Read the records below. Copy each line where the string "task" occurs.

** START Material provided **

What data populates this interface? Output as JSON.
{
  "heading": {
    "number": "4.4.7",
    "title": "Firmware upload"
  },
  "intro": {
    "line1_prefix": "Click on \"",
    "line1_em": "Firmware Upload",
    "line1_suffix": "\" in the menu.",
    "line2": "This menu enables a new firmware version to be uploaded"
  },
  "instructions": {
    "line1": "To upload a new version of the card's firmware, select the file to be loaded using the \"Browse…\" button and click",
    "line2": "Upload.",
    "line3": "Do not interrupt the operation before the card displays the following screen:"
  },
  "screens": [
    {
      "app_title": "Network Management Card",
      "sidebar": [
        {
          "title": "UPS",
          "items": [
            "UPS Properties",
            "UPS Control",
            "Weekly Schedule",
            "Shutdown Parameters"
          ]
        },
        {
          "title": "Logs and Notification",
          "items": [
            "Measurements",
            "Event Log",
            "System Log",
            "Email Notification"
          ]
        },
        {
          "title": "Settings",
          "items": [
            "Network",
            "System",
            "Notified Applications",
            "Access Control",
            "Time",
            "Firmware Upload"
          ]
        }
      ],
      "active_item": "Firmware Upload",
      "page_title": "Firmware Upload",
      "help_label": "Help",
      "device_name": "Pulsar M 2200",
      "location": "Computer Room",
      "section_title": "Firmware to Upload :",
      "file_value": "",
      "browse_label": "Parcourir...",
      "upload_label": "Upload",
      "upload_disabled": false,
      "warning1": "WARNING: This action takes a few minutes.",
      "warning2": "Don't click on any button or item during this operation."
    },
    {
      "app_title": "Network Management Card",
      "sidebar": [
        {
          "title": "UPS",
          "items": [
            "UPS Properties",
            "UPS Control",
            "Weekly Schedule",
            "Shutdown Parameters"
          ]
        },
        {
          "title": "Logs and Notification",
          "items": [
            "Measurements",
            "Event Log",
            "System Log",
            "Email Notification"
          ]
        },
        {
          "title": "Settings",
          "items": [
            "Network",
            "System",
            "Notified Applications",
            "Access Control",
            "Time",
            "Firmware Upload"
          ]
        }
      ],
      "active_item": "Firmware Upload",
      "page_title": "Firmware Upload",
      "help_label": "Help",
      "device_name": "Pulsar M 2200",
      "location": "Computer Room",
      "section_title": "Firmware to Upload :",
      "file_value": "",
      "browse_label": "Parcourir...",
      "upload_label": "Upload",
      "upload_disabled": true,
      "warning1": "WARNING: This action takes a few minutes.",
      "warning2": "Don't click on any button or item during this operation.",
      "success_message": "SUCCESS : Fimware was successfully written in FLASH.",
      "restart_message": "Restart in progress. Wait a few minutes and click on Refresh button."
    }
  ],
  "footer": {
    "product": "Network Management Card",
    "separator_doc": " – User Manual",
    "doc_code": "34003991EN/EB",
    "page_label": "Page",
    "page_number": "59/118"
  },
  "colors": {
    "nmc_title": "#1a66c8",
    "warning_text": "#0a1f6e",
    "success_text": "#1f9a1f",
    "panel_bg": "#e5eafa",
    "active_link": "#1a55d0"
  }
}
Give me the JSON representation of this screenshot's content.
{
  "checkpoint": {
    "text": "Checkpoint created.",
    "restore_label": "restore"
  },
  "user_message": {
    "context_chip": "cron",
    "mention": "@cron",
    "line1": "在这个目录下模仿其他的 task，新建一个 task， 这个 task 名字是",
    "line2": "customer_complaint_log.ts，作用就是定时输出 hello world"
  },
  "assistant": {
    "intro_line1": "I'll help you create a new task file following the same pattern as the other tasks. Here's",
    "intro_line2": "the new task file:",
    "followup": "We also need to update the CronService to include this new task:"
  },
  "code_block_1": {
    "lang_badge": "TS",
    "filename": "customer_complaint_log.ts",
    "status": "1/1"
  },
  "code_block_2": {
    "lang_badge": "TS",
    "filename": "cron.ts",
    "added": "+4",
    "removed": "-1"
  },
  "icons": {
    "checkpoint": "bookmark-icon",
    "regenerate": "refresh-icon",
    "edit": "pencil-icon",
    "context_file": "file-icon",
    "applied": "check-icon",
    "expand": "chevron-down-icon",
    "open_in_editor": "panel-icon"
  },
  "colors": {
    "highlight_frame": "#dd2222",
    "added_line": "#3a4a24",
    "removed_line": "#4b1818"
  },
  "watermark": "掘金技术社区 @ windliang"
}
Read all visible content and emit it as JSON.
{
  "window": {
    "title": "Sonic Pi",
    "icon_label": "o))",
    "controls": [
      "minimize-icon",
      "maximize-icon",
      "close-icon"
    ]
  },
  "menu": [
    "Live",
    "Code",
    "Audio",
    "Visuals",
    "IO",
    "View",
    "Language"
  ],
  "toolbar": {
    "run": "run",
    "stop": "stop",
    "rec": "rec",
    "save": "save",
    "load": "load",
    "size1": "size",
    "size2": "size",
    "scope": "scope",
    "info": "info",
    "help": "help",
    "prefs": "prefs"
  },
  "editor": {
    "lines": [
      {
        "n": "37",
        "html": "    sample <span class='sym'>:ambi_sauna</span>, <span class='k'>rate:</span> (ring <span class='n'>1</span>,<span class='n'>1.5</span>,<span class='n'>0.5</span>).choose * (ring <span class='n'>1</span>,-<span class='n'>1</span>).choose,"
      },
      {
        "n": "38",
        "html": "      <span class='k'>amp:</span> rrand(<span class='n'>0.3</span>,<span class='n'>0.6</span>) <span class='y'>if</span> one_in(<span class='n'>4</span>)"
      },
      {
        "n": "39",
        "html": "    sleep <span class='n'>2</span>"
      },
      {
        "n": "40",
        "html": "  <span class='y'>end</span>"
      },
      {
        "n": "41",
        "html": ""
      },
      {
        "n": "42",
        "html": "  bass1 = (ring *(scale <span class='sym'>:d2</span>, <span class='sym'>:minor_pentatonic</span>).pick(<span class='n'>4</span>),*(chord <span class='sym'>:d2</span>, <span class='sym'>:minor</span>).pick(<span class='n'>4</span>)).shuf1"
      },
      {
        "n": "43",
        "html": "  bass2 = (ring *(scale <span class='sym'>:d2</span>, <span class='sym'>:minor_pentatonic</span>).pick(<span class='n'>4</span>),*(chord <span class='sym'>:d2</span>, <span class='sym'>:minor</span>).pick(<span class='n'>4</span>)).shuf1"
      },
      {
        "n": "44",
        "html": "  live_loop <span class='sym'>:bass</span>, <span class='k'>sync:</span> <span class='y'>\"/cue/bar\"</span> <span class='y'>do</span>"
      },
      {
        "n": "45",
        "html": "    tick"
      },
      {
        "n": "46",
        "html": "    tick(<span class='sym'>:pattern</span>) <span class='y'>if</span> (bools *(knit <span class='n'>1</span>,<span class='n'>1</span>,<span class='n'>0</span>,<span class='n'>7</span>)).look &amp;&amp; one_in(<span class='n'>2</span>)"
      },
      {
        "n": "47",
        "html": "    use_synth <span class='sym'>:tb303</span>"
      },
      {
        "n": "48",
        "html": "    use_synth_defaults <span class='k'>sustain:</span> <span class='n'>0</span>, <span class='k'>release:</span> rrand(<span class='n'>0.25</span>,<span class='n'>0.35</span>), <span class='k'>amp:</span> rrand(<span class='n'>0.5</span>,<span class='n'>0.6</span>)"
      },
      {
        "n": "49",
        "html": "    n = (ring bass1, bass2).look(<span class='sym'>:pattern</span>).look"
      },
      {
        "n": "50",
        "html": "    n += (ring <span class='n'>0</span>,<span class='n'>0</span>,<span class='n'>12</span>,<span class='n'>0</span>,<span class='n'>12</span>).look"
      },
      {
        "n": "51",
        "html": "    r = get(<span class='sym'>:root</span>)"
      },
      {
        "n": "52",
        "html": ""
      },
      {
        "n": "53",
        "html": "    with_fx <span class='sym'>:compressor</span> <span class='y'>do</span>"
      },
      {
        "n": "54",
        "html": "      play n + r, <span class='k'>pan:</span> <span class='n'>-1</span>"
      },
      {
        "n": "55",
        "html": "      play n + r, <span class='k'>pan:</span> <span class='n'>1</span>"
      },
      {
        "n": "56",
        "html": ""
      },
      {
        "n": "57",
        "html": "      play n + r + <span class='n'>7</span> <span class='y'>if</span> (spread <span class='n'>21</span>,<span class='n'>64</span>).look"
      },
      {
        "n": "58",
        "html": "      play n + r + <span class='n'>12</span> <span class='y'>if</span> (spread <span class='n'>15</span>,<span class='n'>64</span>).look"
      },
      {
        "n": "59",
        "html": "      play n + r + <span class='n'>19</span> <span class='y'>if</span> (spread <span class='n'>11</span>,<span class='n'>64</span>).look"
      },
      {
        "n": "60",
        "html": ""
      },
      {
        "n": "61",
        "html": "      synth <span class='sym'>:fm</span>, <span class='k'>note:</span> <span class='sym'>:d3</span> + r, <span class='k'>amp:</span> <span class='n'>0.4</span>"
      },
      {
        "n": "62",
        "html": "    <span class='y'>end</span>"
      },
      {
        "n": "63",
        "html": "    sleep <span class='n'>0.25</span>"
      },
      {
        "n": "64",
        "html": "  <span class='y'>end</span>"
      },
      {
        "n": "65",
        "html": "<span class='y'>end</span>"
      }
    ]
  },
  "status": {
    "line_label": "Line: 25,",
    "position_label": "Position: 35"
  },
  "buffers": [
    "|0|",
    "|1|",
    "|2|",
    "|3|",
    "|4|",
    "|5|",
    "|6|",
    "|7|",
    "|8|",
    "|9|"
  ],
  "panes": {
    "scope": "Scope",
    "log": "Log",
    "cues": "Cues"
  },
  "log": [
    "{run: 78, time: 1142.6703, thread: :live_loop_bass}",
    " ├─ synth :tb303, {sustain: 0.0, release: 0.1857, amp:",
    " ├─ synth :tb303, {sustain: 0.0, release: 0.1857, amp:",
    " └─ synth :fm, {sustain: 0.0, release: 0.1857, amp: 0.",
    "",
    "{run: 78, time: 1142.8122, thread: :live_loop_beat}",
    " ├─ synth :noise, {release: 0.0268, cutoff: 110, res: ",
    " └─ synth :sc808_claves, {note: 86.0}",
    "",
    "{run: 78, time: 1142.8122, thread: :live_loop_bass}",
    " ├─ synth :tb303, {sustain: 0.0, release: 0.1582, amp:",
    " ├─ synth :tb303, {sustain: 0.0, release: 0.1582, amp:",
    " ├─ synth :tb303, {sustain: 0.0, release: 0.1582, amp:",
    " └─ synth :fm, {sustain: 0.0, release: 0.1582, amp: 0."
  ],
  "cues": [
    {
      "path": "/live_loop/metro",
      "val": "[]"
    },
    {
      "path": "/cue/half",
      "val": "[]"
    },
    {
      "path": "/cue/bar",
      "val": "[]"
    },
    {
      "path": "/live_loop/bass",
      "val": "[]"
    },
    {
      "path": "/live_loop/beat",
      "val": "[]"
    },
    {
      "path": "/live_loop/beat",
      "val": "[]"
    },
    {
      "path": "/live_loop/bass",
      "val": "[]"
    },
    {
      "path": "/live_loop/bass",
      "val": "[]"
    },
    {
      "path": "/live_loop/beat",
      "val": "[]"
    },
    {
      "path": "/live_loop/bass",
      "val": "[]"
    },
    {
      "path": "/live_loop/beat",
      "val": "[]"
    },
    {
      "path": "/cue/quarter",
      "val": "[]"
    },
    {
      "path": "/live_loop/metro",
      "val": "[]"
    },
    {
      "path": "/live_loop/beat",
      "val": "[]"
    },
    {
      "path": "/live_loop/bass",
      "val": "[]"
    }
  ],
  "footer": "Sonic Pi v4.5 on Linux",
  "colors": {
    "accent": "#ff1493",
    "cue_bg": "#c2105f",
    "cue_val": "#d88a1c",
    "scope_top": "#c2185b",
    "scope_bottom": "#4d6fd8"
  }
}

** END Material provided **

### Result of this exercise
    "line1": "在这个目录下模仿其他的 task，新建一个 task， 这个 task 名字是",
    "intro_line1": "I'll help you create a new task file following the same pattern as the other tasks. Here's",
    "intro_line2": "the new task file:",
    "followup": "We also need to update the CronService to include this new task:"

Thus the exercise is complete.